Working data |
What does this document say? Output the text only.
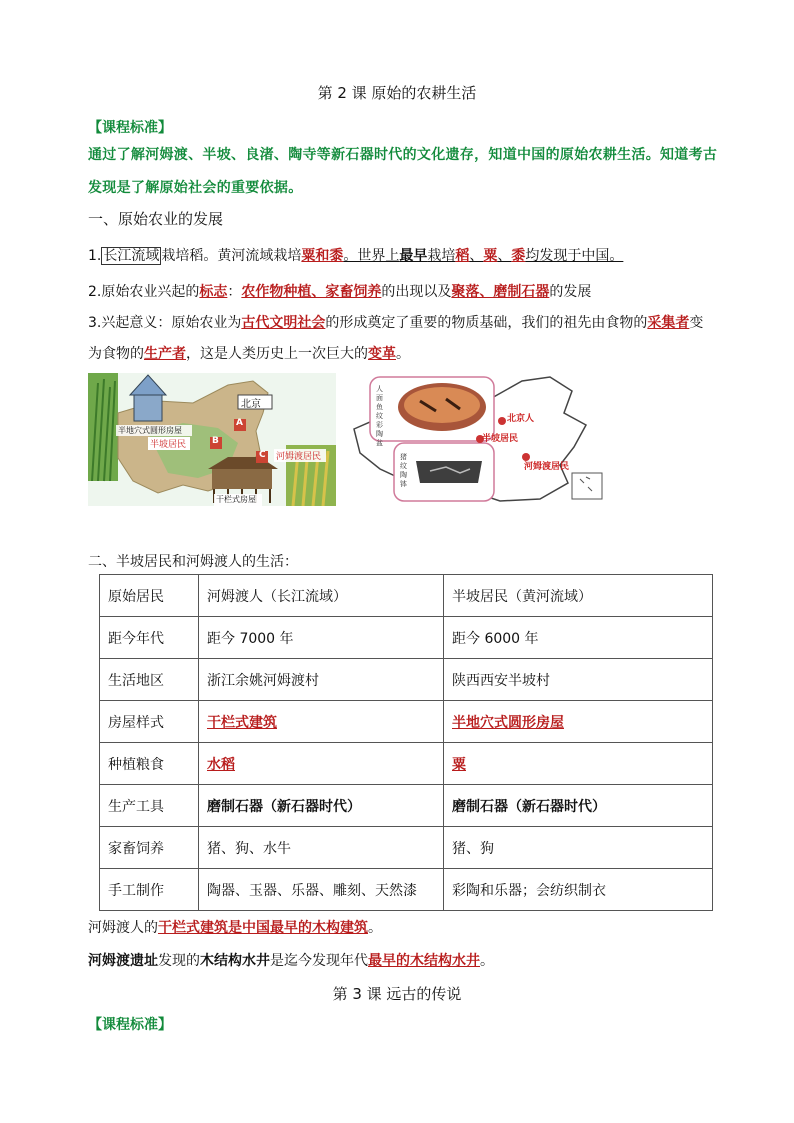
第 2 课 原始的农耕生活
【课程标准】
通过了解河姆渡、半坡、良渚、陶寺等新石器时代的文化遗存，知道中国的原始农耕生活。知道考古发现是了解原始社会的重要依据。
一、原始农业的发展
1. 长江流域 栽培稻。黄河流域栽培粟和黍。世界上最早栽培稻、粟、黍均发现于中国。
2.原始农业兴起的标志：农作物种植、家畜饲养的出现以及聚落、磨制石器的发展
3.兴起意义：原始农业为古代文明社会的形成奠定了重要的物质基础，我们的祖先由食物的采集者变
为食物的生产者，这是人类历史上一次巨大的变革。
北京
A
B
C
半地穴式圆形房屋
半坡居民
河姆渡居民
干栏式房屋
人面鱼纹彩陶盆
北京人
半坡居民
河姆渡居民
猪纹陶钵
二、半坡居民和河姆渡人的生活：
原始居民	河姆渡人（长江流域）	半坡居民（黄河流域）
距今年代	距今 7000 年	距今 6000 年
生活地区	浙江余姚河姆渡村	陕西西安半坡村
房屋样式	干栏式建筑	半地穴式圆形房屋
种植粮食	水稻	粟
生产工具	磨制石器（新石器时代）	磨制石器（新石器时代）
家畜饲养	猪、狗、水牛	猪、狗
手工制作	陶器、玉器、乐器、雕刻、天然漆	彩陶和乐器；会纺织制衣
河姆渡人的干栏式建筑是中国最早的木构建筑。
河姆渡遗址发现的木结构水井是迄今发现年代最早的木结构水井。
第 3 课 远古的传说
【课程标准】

Work required |
Give the entries again without a single change, but with no pictures.

Problem solution |
What does this document say? Output the text only.
第 2 课 原始的农耕生活
【课程标准】
通过了解河姆渡、半坡、良渚、陶寺等新石器时代的文化遗存，知道中国的原始农耕生活。知道考古发现是了解原始社会的重要依据。
一、原始农业的发展
1. 长江流域 栽培稻。黄河流域栽培粟和黍。世界上最早栽培稻、粟、黍均发现于中国。
2.原始农业兴起的标志：农作物种植、家畜饲养的出现以及聚落、磨制石器的发展
3.兴起意义：原始农业为古代文明社会的形成奠定了重要的物质基础，我们的祖先由食物的采集者变
为食物的生产者，这是人类历史上一次巨大的变革。
北京
A
B
C
半地穴式圆形房屋
半坡居民
河姆渡居民
干栏式房屋
人面鱼纹彩陶盆
北京人
半坡居民
河姆渡居民
猪纹陶钵
二、半坡居民和河姆渡人的生活：
原始居民	河姆渡人（长江流域）	半坡居民（黄河流域）
距今年代	距今 7000 年	距今 6000 年
生活地区	浙江余姚河姆渡村	陕西西安半坡村
房屋样式	干栏式建筑	半地穴式圆形房屋
种植粮食	水稻	粟
生产工具	磨制石器（新石器时代）	磨制石器（新石器时代）
家畜饲养	猪、狗、水牛	猪、狗
手工制作	陶器、玉器、乐器、雕刻、天然漆	彩陶和乐器；会纺织制衣
河姆渡人的干栏式建筑是中国最早的木构建筑。
河姆渡遗址发现的木结构水井是迄今发现年代最早的木结构水井。
第 3 课 远古的传说
【课程标准】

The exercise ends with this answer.